[Extracted data entries]
<<<<

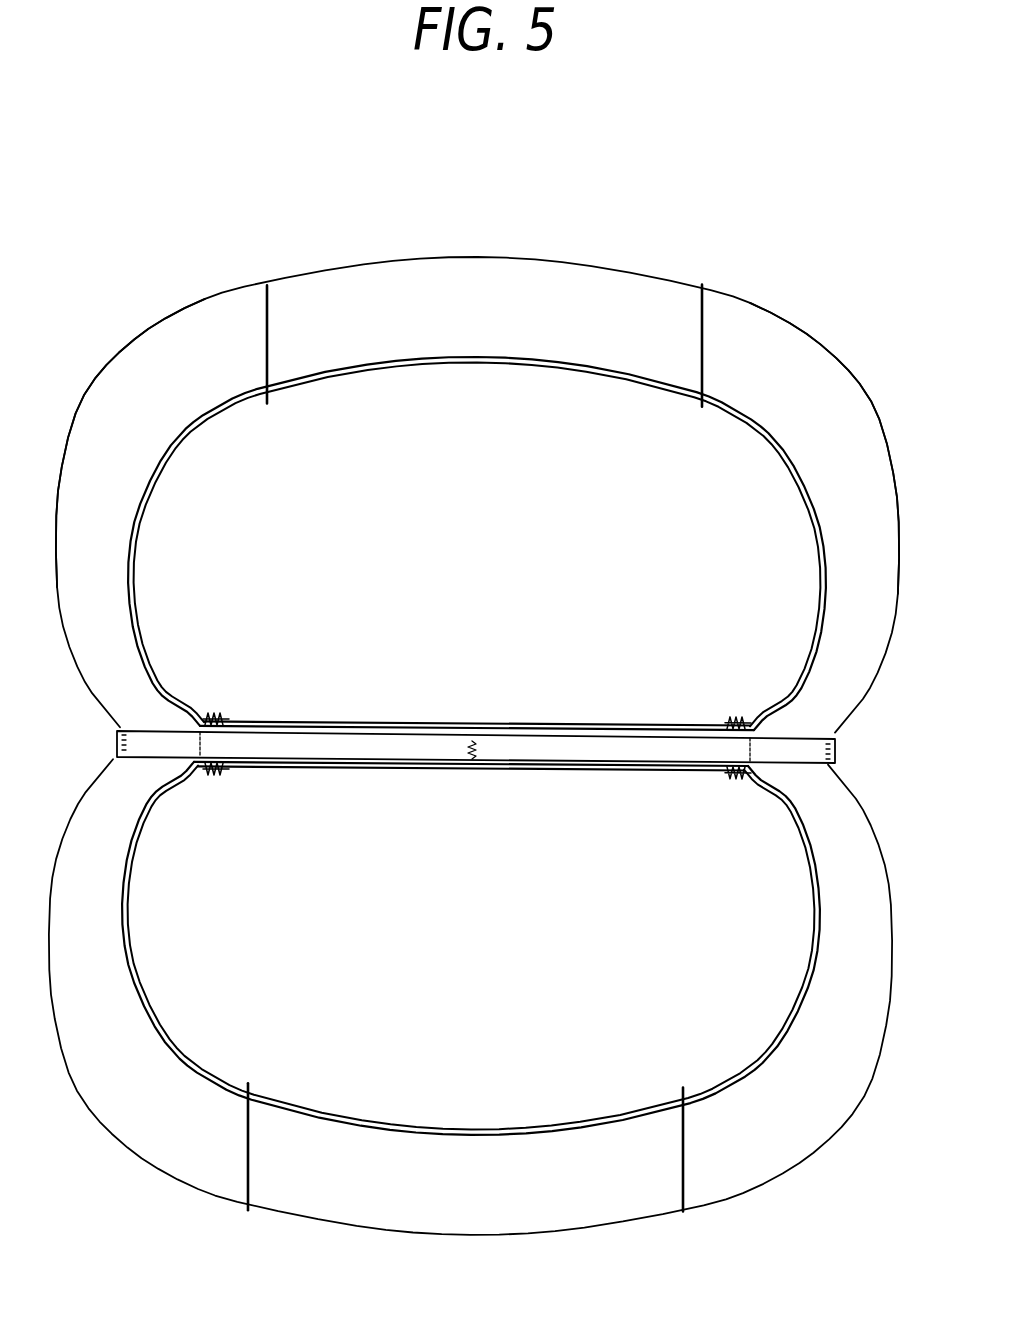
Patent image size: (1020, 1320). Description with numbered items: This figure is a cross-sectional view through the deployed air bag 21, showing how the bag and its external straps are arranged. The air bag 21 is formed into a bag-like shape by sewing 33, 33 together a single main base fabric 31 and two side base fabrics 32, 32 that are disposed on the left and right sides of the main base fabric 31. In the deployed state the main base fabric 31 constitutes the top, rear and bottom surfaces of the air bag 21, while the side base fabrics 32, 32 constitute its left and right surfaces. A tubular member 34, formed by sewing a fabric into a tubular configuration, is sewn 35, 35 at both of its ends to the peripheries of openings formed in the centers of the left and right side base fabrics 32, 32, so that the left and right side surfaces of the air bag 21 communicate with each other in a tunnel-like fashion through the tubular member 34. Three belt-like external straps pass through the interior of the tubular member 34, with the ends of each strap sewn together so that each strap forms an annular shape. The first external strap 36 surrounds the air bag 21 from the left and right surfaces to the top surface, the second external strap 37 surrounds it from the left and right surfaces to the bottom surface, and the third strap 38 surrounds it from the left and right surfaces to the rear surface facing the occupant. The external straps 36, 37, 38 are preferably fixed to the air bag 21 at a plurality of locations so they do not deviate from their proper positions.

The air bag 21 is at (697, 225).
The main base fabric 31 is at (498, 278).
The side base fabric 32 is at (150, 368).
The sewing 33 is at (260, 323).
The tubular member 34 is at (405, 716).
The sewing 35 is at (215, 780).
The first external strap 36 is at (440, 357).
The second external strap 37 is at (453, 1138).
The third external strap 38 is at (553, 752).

>>>>
<<<<

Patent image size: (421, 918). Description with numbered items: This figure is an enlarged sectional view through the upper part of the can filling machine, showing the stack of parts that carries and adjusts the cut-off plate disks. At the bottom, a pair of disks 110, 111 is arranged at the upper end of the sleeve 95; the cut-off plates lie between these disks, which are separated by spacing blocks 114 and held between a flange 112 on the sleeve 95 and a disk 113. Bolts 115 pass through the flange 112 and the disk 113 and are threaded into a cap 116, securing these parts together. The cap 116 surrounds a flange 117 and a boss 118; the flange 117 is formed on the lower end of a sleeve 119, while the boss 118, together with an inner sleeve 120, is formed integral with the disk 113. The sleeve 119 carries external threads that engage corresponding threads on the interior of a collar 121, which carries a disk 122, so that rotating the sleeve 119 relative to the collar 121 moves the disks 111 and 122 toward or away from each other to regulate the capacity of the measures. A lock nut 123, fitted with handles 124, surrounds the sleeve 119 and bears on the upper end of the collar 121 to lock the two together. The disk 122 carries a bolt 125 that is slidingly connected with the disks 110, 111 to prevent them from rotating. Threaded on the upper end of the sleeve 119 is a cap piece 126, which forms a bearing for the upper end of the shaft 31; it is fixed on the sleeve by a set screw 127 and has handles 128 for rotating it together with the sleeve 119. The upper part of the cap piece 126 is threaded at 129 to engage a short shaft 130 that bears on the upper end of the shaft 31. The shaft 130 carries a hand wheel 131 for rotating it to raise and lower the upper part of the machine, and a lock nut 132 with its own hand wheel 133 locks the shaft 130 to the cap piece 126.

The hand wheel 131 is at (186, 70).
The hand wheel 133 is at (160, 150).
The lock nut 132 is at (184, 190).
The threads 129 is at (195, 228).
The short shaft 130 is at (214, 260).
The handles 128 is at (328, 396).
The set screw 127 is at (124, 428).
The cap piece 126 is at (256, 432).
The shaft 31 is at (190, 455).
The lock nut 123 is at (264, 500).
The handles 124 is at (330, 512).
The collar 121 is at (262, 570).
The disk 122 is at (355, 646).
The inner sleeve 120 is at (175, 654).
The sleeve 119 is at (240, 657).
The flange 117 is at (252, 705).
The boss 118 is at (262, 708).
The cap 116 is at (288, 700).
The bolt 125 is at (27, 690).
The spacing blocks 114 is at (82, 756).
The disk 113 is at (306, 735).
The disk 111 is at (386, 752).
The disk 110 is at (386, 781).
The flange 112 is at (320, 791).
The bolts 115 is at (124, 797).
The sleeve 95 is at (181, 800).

>>>>

Objective: Update the entries from the line that has "Patent image size: (1020, 1320)." through the line that has "The third external strap 38 is at (553, 752).", changing "deployed" to "inflated" and keeping everything else the same. Return only those lines.

Full answer:
Patent image size: (1020, 1320). Description with numbered items: This figure is a cross-sectional view through the inflated air bag 21, showing how the bag and its external straps are arranged. The air bag 21 is formed into a bag-like shape by sewing 33, 33 together a single main base fabric 31 and two side base fabrics 32, 32 that are disposed on the left and right sides of the main base fabric 31. In the inflated state the main base fabric 31 constitutes the top, rear and bottom surfaces of the air bag 21, while the side base fabrics 32, 32 constitute its left and right surfaces. A tubular member 34, formed by sewing a fabric into a tubular configuration, is sewn 35, 35 at both of its ends to the peripheries of openings formed in the centers of the left and right side base fabrics 32, 32, so that the left and right side surfaces of the air bag 21 communicate with each other in a tunnel-like fashion through the tubular member 34. Three belt-like external straps pass through the interior of the tubular member 34, with the ends of each strap sewn together so that each strap forms an annular shape. The first external strap 36 surrounds the air bag 21 from the left and right surfaces to the top surface, the second external strap 37 surrounds it from the left and right surfaces to the bottom surface, and the third strap 38 surrounds it from the left and right surfaces to the rear surface facing the occupant. The external straps 36, 37, 38 are preferably fixed to the air bag 21 at a plurality of locations so they do not deviate from their proper positions.

The air bag 21 is at (697, 225).
The main base fabric 31 is at (498, 278).
The side base fabric 32 is at (150, 368).
The sewing 33 is at (260, 323).
The tubular member 34 is at (405, 716).
The sewing 35 is at (215, 780).
The first external strap 36 is at (440, 357).
The second external strap 37 is at (453, 1138).
The third external strap 38 is at (553, 752).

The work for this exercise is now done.